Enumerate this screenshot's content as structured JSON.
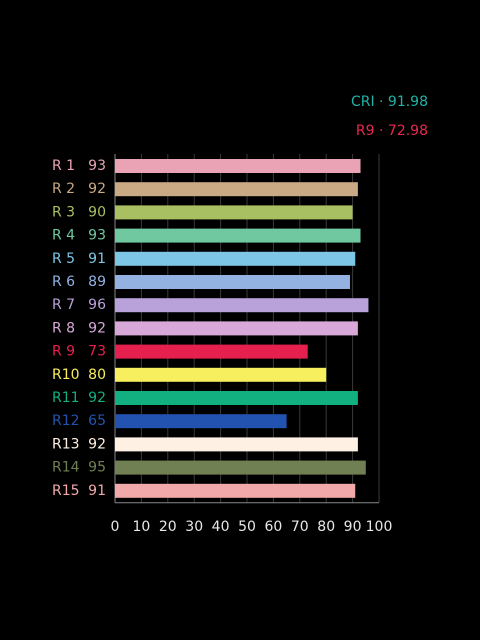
{
  "chart_data": {
    "type": "barh",
    "annotations": [
      {
        "text": "CRI · 91.98",
        "color": "#22b2a6"
      },
      {
        "text": "R9 · 72.98",
        "color": "#e8284e"
      }
    ],
    "categories": [
      "R 1",
      "R 2",
      "R 3",
      "R 4",
      "R 5",
      "R 6",
      "R 7",
      "R 8",
      "R 9",
      "R10",
      "R11",
      "R12",
      "R13",
      "R14",
      "R15"
    ],
    "values": [
      93,
      92,
      90,
      93,
      91,
      89,
      96,
      92,
      73,
      80,
      92,
      65,
      92,
      95,
      91
    ],
    "colors": [
      "#e9a3b4",
      "#c9aa84",
      "#a9c062",
      "#6fc8a0",
      "#7ec6e6",
      "#93b2e2",
      "#b9a2da",
      "#d8a9d8",
      "#e6204e",
      "#f7ef5e",
      "#12b080",
      "#2353b0",
      "#fff0e4",
      "#718052",
      "#f2a9a9"
    ],
    "xlim": [
      0,
      100
    ],
    "xticks": [
      0,
      10,
      20,
      30,
      40,
      50,
      60,
      70,
      80,
      90,
      100
    ],
    "grid": true
  }
}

########

> YOUR OBJECTIVE: Return each line exactly as written. Any picture gets left out.

> ANSWER BELOW:
Enumerate this screenshot's content as structured JSON.
{
  "chart_data": {
    "type": "barh",
    "annotations": [
      {
        "text": "CRI · 91.98",
        "color": "#22b2a6"
      },
      {
        "text": "R9 · 72.98",
        "color": "#e8284e"
      }
    ],
    "categories": [
      "R 1",
      "R 2",
      "R 3",
      "R 4",
      "R 5",
      "R 6",
      "R 7",
      "R 8",
      "R 9",
      "R10",
      "R11",
      "R12",
      "R13",
      "R14",
      "R15"
    ],
    "values": [
      93,
      92,
      90,
      93,
      91,
      89,
      96,
      92,
      73,
      80,
      92,
      65,
      92,
      95,
      91
    ],
    "colors": [
      "#e9a3b4",
      "#c9aa84",
      "#a9c062",
      "#6fc8a0",
      "#7ec6e6",
      "#93b2e2",
      "#b9a2da",
      "#d8a9d8",
      "#e6204e",
      "#f7ef5e",
      "#12b080",
      "#2353b0",
      "#fff0e4",
      "#718052",
      "#f2a9a9"
    ],
    "xlim": [
      0,
      100
    ],
    "xticks": [
      0,
      10,
      20,
      30,
      40,
      50,
      60,
      70,
      80,
      90,
      100
    ],
    "grid": true
  }
}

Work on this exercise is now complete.